Aufgabenstellung »
1. Fasse den Absatz der Seite, der mit „Die institutionelle Denkweise“ beginnt, als kurze Stichpunktliste zusammen und behalte dabei seine wesentlichen Aussagen bei.
2. Gib aus der Auflistung den Abschnitt von ihrem Anfang bis einschließlich der Zeile mit „action-label: 地铁码: [282, 382, 316, 395]“ wortgetreu wieder.

Seite »

Gerade war ich damit beschäftigt, das Rechercheergebnis unserer Bibliothek zum Thema „Lernen mit OER und digitale Medien“ (in Literatur und Medien) durchzuschauen. Unsere Kollegen haben für ihre Recherchen ein umfangreiches Instrumentarium zur Verfügung und besitzen jahrelange Erfahrung, so dass ich mich wie immer auf das Ergebnis verlassen konnte. Und das Ergebnis spricht eine interessante Sprache, die eben diese scheinbar in den Köpfen sehr stark verankerte Vorstellung von den institutionellen Bildungs- und Zertifizierungsautoritäten zu bestätigen scheint. Bei der Lektüre sind mir folgende Punkte besonders aufgefallen:
Erstens
Die institutionelle Denkweise ist sehr traditionell. Es ist unmöglich, die Frage, wie Qualität gesichert und Zertifikate in Zeiten der Digitalisierung validiert werden können, in der gesamten Debatte zu übersehen. Dahinter steckt natürlich die Vorstellung, dass es eine übergeordnete Autorität gibt (geben muss, oder?!), die letztlich darüber bestimmt, ob bestimmte Inhalte und Aussagen „richtig“ sind. Diese Vorstellung negiert leider im nicht unerheblichen Maße die durch die Digitalisierung voran getriebene Tendenz der Validierung von Inhalten und Aussagen durch die „Crowd“. Ähnlich dem Bedeutungsverlust der Stiftung Warentest in Folge der durch Konsumenten gefüllten Bewertungsportal wie Amazon u.a. wird es aber auch im Bereich der Bildung zu einer verstärkten Tendenz der crowdbasierten Bewertung kommen (müssen).

(Einträge eines Datensatzes)
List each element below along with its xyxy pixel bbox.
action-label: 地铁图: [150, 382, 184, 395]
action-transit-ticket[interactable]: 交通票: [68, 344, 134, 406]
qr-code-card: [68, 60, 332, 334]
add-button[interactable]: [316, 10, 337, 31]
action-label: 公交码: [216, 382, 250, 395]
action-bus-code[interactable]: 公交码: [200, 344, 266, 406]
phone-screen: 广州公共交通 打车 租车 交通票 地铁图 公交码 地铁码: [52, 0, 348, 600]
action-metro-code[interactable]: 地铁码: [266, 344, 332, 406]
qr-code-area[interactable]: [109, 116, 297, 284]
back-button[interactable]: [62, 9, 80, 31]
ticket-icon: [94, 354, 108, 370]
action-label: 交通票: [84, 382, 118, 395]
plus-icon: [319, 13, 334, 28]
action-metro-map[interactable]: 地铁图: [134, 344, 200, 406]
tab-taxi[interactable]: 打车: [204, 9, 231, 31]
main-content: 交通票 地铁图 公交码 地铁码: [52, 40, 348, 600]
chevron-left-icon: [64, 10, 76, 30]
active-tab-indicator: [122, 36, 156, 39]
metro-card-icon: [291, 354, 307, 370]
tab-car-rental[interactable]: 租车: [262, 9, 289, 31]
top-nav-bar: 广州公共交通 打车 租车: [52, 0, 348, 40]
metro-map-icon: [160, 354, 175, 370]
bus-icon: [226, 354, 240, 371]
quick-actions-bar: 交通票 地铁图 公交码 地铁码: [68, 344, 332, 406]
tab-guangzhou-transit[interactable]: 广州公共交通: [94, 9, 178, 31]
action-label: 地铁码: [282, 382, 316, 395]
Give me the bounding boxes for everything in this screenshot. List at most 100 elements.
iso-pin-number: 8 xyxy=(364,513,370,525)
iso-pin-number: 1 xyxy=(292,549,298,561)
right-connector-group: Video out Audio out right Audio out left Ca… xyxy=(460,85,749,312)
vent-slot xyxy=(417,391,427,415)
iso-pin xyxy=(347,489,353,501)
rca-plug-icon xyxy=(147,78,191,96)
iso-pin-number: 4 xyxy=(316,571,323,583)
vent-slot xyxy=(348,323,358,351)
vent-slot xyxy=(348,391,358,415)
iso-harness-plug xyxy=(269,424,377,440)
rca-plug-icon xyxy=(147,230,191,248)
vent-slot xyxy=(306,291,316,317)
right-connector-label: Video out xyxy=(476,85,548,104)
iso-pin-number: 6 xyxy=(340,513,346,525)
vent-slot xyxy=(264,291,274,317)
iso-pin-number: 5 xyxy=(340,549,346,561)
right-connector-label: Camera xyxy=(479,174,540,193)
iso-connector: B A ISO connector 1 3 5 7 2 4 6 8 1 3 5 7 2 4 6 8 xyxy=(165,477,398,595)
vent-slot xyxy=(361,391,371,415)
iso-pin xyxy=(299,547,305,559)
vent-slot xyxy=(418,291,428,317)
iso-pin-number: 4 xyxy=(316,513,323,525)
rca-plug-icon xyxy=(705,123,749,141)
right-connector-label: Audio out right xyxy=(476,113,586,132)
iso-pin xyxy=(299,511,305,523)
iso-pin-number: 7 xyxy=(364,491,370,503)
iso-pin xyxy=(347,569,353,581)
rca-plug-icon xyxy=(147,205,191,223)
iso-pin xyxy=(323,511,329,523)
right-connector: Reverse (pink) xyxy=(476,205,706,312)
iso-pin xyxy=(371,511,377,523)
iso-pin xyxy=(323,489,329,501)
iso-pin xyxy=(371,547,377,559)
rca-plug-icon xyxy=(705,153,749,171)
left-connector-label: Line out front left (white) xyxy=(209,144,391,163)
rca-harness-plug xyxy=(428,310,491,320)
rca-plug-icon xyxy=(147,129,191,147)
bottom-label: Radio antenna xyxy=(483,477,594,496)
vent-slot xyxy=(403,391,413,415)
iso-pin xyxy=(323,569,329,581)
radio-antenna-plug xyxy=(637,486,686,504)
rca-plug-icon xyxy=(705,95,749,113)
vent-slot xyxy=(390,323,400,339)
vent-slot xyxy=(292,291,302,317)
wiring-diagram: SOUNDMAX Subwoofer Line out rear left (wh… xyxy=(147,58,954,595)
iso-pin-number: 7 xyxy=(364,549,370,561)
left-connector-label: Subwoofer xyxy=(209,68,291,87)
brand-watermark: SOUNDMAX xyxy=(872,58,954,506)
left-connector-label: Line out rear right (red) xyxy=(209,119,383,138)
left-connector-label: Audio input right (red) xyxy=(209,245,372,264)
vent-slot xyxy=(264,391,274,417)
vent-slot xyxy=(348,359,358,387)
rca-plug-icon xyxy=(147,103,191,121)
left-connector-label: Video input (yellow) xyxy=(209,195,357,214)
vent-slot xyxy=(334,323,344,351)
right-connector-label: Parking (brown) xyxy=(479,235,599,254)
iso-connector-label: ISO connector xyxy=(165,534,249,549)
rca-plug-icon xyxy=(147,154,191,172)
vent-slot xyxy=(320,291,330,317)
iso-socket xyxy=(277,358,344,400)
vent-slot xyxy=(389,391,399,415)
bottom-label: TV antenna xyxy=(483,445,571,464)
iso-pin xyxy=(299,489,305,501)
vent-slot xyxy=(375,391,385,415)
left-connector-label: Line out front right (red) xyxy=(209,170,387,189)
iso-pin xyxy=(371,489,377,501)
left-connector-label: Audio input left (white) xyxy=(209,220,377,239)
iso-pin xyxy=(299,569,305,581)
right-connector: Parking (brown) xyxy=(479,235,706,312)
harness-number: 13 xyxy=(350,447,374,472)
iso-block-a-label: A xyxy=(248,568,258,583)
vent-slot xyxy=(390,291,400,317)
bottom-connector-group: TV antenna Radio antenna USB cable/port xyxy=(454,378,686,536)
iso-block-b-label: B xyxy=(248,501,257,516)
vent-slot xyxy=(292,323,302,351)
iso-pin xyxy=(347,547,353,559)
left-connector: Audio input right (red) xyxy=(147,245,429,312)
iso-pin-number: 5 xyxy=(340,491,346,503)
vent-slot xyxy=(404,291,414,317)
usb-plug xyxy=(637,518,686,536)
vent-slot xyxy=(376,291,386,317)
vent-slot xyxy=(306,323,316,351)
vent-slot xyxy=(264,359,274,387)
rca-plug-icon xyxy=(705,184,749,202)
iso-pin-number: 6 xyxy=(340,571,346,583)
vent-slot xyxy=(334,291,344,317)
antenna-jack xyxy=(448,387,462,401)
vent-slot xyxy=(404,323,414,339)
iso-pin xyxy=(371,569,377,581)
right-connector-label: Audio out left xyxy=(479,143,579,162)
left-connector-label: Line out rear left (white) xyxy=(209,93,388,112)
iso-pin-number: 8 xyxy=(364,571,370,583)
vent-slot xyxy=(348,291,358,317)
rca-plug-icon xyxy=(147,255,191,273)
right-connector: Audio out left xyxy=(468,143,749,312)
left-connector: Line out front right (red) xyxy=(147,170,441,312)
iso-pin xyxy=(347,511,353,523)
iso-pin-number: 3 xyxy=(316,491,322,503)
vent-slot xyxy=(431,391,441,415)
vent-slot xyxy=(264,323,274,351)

Lösungen »
1.
- Die institutionelle Denkweise ist sehr traditionell.
- Die Frage, wie in Zeiten der Digitalisierung Qualität gesichert und Zertifikate validiert werden können, zieht sich durch die gesamte Debatte.
- Dahinter steht die Vorstellung einer übergeordneten Autorität, die letztlich bestimmt, ob Inhalte und Aussagen „richtig“ sind.
- Diese Vorstellung negiert in nicht unerheblichem Maße die durch die Digitalisierung vorangetriebene Validierung durch die „Crowd“.
- Die Stiftung Warentest hat durch Bewertungsportale wie Amazon an Bedeutung verloren. Ähnlich wird es auch in der Bildung verstärkt zu crowdbasierter Bewertung kommen (müssen).

2.
List each element below along with its xyxy pixel bbox.
action-label: 地铁图: [150, 382, 184, 395]
action-transit-ticket[interactable]: 交通票: [68, 344, 134, 406]
qr-code-card: [68, 60, 332, 334]
add-button[interactable]: [316, 10, 337, 31]
action-label: 公交码: [216, 382, 250, 395]
action-bus-code[interactable]: 公交码: [200, 344, 266, 406]
phone-screen: 广州公共交通 打车 租车 交通票 地铁图 公交码 地铁码: [52, 0, 348, 600]
action-metro-code[interactable]: 地铁码: [266, 344, 332, 406]
qr-code-area[interactable]: [109, 116, 297, 284]
back-button[interactable]: [62, 9, 80, 31]
ticket-icon: [94, 354, 108, 370]
action-label: 交通票: [84, 382, 118, 395]
plus-icon: [319, 13, 334, 28]
action-metro-map[interactable]: 地铁图: [134, 344, 200, 406]
tab-taxi[interactable]: 打车: [204, 9, 231, 31]
main-content: 交通票 地铁图 公交码 地铁码: [52, 40, 348, 600]
chevron-left-icon: [64, 10, 76, 30]
active-tab-indicator: [122, 36, 156, 39]
metro-card-icon: [291, 354, 307, 370]
tab-car-rental[interactable]: 租车: [262, 9, 289, 31]
top-nav-bar: 广州公共交通 打车 租车: [52, 0, 348, 40]
metro-map-icon: [160, 354, 175, 370]
bus-icon: [226, 354, 240, 371]
quick-actions-bar: 交通票 地铁图 公交码 地铁码: [68, 344, 332, 406]
tab-guangzhou-transit[interactable]: 广州公共交通: [94, 9, 178, 31]
action-label: 地铁码: [282, 382, 316, 395]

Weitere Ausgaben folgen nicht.